What the exercise asks:
Skip the pictures and quote all of the lines exactly.

Supplied records:

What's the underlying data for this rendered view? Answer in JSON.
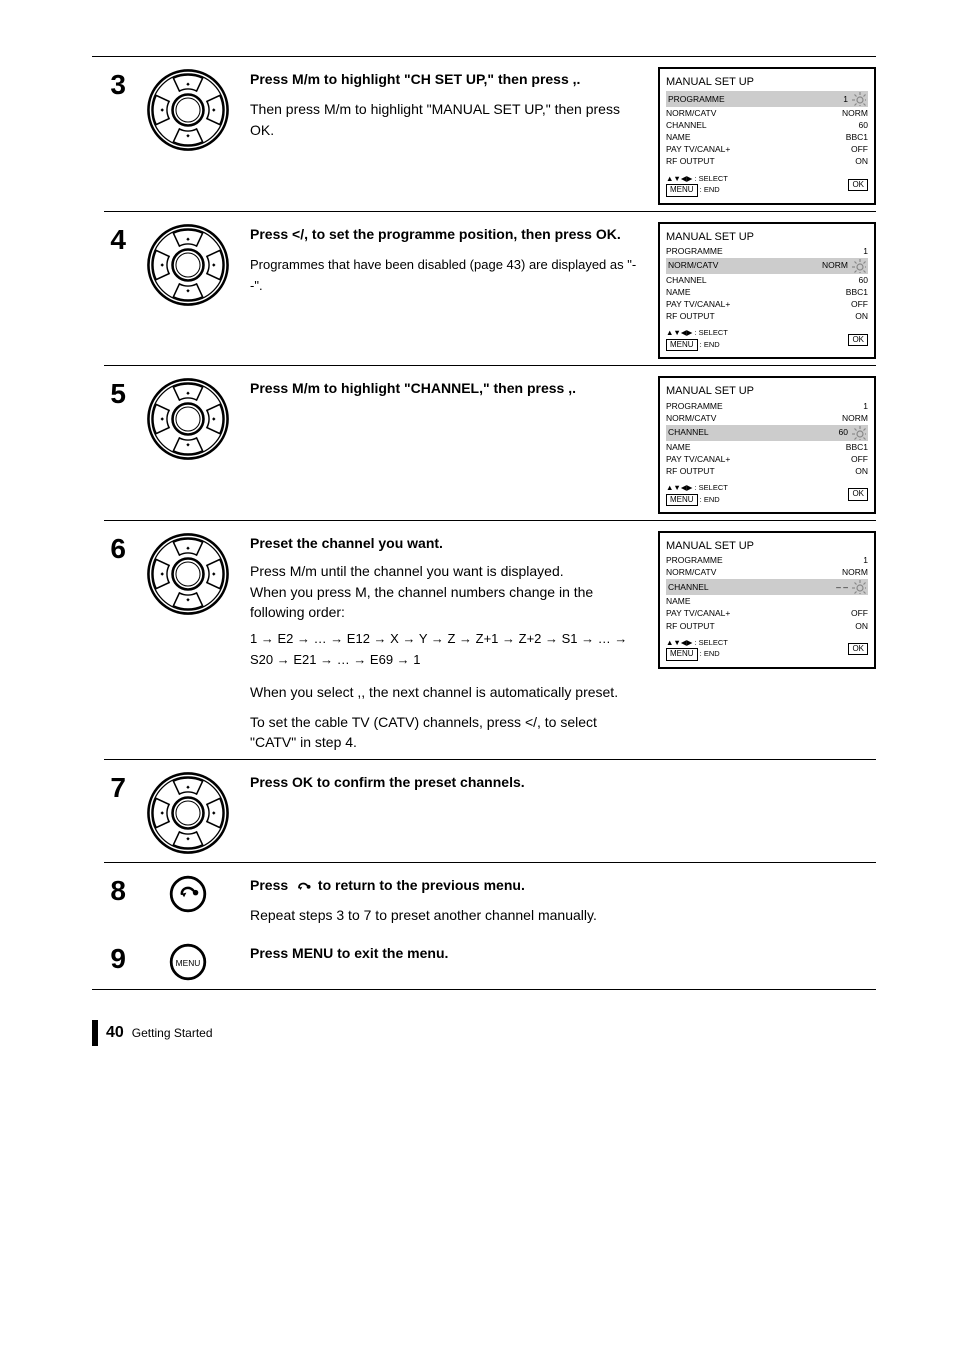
{
  "steps": {
    "s3": {
      "num": "3",
      "body_bold_pre": "Press ",
      "body_bold_key1": "M/m",
      "body_bold_mid": " to highlight \"CH SET UP,\" then press ",
      "body_bold_key2": ",",
      "body_bold_post": ".",
      "body2_pre": "Then press ",
      "body2_key": "M/m",
      "body2_post": " to highlight \"MANUAL SET UP,\" then press OK.",
      "box": {
        "title": "MANUAL SET UP",
        "lines": [
          {
            "l": "PROGRAMME",
            "r": "1",
            "hl": true
          },
          {
            "l": "NORM/CATV",
            "r": "NORM",
            "hl": false
          },
          {
            "l": "CHANNEL",
            "r": "60",
            "hl": false
          },
          {
            "l": "NAME",
            "r": "BBC1",
            "hl": false
          },
          {
            "l": "PAY TV/CANAL+",
            "r": "OFF",
            "hl": false
          },
          {
            "l": "RF OUTPUT",
            "r": "ON",
            "hl": false
          }
        ],
        "legend_l1": "SELECT",
        "legend_l2": "END",
        "ok": "OK"
      }
    },
    "s4": {
      "num": "4",
      "body_pre": "Press ",
      "body_key": "</,",
      "body_mid": " to set the programme position, then press OK.",
      "body_note": "Programmes that have been disabled (page 43) are displayed as \"- -\".",
      "box": {
        "title": "MANUAL SET UP",
        "lines": [
          {
            "l": "PROGRAMME",
            "r": "1",
            "hl": false
          },
          {
            "l": "NORM/CATV",
            "r": "NORM",
            "hl": true
          },
          {
            "l": "CHANNEL",
            "r": "60",
            "hl": false
          },
          {
            "l": "NAME",
            "r": "BBC1",
            "hl": false
          },
          {
            "l": "PAY TV/CANAL+",
            "r": "OFF",
            "hl": false
          },
          {
            "l": "RF OUTPUT",
            "r": "ON",
            "hl": false
          }
        ],
        "legend_l1": "SELECT",
        "legend_l2": "END",
        "ok": "OK"
      }
    },
    "s5": {
      "num": "5",
      "body_pre": "Press ",
      "body_key1": "M/m",
      "body_mid1": " to highlight \"CHANNEL,\" then press ",
      "body_key2": ",",
      "body_post": ".",
      "box": {
        "title": "MANUAL SET UP",
        "lines": [
          {
            "l": "PROGRAMME",
            "r": "1",
            "hl": false
          },
          {
            "l": "NORM/CATV",
            "r": "NORM",
            "hl": false
          },
          {
            "l": "CHANNEL",
            "r": "60",
            "hl": true
          },
          {
            "l": "NAME",
            "r": "BBC1",
            "hl": false
          },
          {
            "l": "PAY TV/CANAL+",
            "r": "OFF",
            "hl": false
          },
          {
            "l": "RF OUTPUT",
            "r": "ON",
            "hl": false
          }
        ],
        "legend_l1": "SELECT",
        "legend_l2": "END",
        "ok": "OK"
      }
    },
    "s6": {
      "num": "6",
      "body_l1_pre": "Preset the channel you want.",
      "body_l2_pre": "Press ",
      "body_l2_key": "M/m",
      "body_l2_post": " until the channel you want is displayed.",
      "body_l3_pre": "When you press ",
      "body_l3_key": "M",
      "body_l3_post": ", the channel numbers change in the following order:",
      "seq": "1 → E2 → … → E12 → X → Y → Z → Z+1 → Z+2 → S1 → … → S20 → E21 → … → E69 → 1",
      "body_l4_pre": "When you select ",
      "body_l4_key": ",",
      "body_l4_post": ", the next channel is automatically preset.",
      "body_l5_pre": "To set the cable TV (CATV) channels, press ",
      "body_l5_key": "</,",
      "body_l5_post": " to select \"CATV\" in step 4.",
      "box": {
        "title": "MANUAL SET UP",
        "lines": [
          {
            "l": "PROGRAMME",
            "r": "1",
            "hl": false
          },
          {
            "l": "NORM/CATV",
            "r": "NORM",
            "hl": false
          },
          {
            "l": "CHANNEL",
            "r": "– –",
            "hl": true
          },
          {
            "l": "NAME",
            "r": "",
            "hl": false
          },
          {
            "l": "PAY TV/CANAL+",
            "r": "OFF",
            "hl": false
          },
          {
            "l": "RF OUTPUT",
            "r": "ON",
            "hl": false
          }
        ],
        "legend_l1": "SELECT",
        "legend_l2": "END",
        "ok": "OK"
      }
    },
    "s7": {
      "num": "7",
      "body": "Press OK to confirm the preset channels."
    },
    "s8": {
      "num": "8",
      "body_pre": "Press ",
      "body_icon": "return-icon",
      "body_post": " to return to the previous menu.",
      "body2": "Repeat steps 3 to 7 to preset another channel manually."
    },
    "s9": {
      "num": "9",
      "body": "Press MENU to exit the menu."
    }
  },
  "footer": {
    "pagenum": "40",
    "chapter": "Getting Started"
  },
  "icons": {
    "sun_alt": "highlight-cursor",
    "legend_arrows": "▲▼◀▶"
  }
}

Answer for the task:
What's the underlying data for this rendered view? Answer in JSON.
{
  "steps": {
    "s3": {
      "num": "3",
      "body_bold_pre": "Press ",
      "body_bold_key1": "M/m",
      "body_bold_mid": " to highlight \"CH SET UP,\" then press ",
      "body_bold_key2": ",",
      "body_bold_post": ".",
      "body2_pre": "Then press ",
      "body2_key": "M/m",
      "body2_post": " to highlight \"MANUAL SET UP,\" then press OK.",
      "box": {
        "title": "MANUAL SET UP",
        "lines": [
          {
            "l": "PROGRAMME",
            "r": "1",
            "hl": true
          },
          {
            "l": "NORM/CATV",
            "r": "NORM",
            "hl": false
          },
          {
            "l": "CHANNEL",
            "r": "60",
            "hl": false
          },
          {
            "l": "NAME",
            "r": "BBC1",
            "hl": false
          },
          {
            "l": "PAY TV/CANAL+",
            "r": "OFF",
            "hl": false
          },
          {
            "l": "RF OUTPUT",
            "r": "ON",
            "hl": false
          }
        ],
        "legend_l1": "SELECT",
        "legend_l2": "END",
        "ok": "OK"
      }
    },
    "s4": {
      "num": "4",
      "body_pre": "Press ",
      "body_key": "</,",
      "body_mid": " to set the programme position, then press OK.",
      "body_note": "Programmes that have been disabled (page 43) are displayed as \"- -\".",
      "box": {
        "title": "MANUAL SET UP",
        "lines": [
          {
            "l": "PROGRAMME",
            "r": "1",
            "hl": false
          },
          {
            "l": "NORM/CATV",
            "r": "NORM",
            "hl": true
          },
          {
            "l": "CHANNEL",
            "r": "60",
            "hl": false
          },
          {
            "l": "NAME",
            "r": "BBC1",
            "hl": false
          },
          {
            "l": "PAY TV/CANAL+",
            "r": "OFF",
            "hl": false
          },
          {
            "l": "RF OUTPUT",
            "r": "ON",
            "hl": false
          }
        ],
        "legend_l1": "SELECT",
        "legend_l2": "END",
        "ok": "OK"
      }
    },
    "s5": {
      "num": "5",
      "body_pre": "Press ",
      "body_key1": "M/m",
      "body_mid1": " to highlight \"CHANNEL,\" then press ",
      "body_key2": ",",
      "body_post": ".",
      "box": {
        "title": "MANUAL SET UP",
        "lines": [
          {
            "l": "PROGRAMME",
            "r": "1",
            "hl": false
          },
          {
            "l": "NORM/CATV",
            "r": "NORM",
            "hl": false
          },
          {
            "l": "CHANNEL",
            "r": "60",
            "hl": true
          },
          {
            "l": "NAME",
            "r": "BBC1",
            "hl": false
          },
          {
            "l": "PAY TV/CANAL+",
            "r": "OFF",
            "hl": false
          },
          {
            "l": "RF OUTPUT",
            "r": "ON",
            "hl": false
          }
        ],
        "legend_l1": "SELECT",
        "legend_l2": "END",
        "ok": "OK"
      }
    },
    "s6": {
      "num": "6",
      "body_l1_pre": "Preset the channel you want.",
      "body_l2_pre": "Press ",
      "body_l2_key": "M/m",
      "body_l2_post": " until the channel you want is displayed.",
      "body_l3_pre": "When you press ",
      "body_l3_key": "M",
      "body_l3_post": ", the channel numbers change in the following order:",
      "seq": "1 → E2 → … → E12 → X → Y → Z → Z+1 → Z+2 → S1 → … → S20 → E21 → … → E69 → 1",
      "body_l4_pre": "When you select ",
      "body_l4_key": ",",
      "body_l4_post": ", the next channel is automatically preset.",
      "body_l5_pre": "To set the cable TV (CATV) channels, press ",
      "body_l5_key": "</,",
      "body_l5_post": " to select \"CATV\" in step 4.",
      "box": {
        "title": "MANUAL SET UP",
        "lines": [
          {
            "l": "PROGRAMME",
            "r": "1",
            "hl": false
          },
          {
            "l": "NORM/CATV",
            "r": "NORM",
            "hl": false
          },
          {
            "l": "CHANNEL",
            "r": "– –",
            "hl": true
          },
          {
            "l": "NAME",
            "r": "",
            "hl": false
          },
          {
            "l": "PAY TV/CANAL+",
            "r": "OFF",
            "hl": false
          },
          {
            "l": "RF OUTPUT",
            "r": "ON",
            "hl": false
          }
        ],
        "legend_l1": "SELECT",
        "legend_l2": "END",
        "ok": "OK"
      }
    },
    "s7": {
      "num": "7",
      "body": "Press OK to confirm the preset channels."
    },
    "s8": {
      "num": "8",
      "body_pre": "Press ",
      "body_icon": "return-icon",
      "body_post": " to return to the previous menu.",
      "body2": "Repeat steps 3 to 7 to preset another channel manually."
    },
    "s9": {
      "num": "9",
      "body": "Press MENU to exit the menu."
    }
  },
  "footer": {
    "pagenum": "40",
    "chapter": "Getting Started"
  },
  "icons": {
    "sun_alt": "highlight-cursor",
    "legend_arrows": "▲▼◀▶"
  }
}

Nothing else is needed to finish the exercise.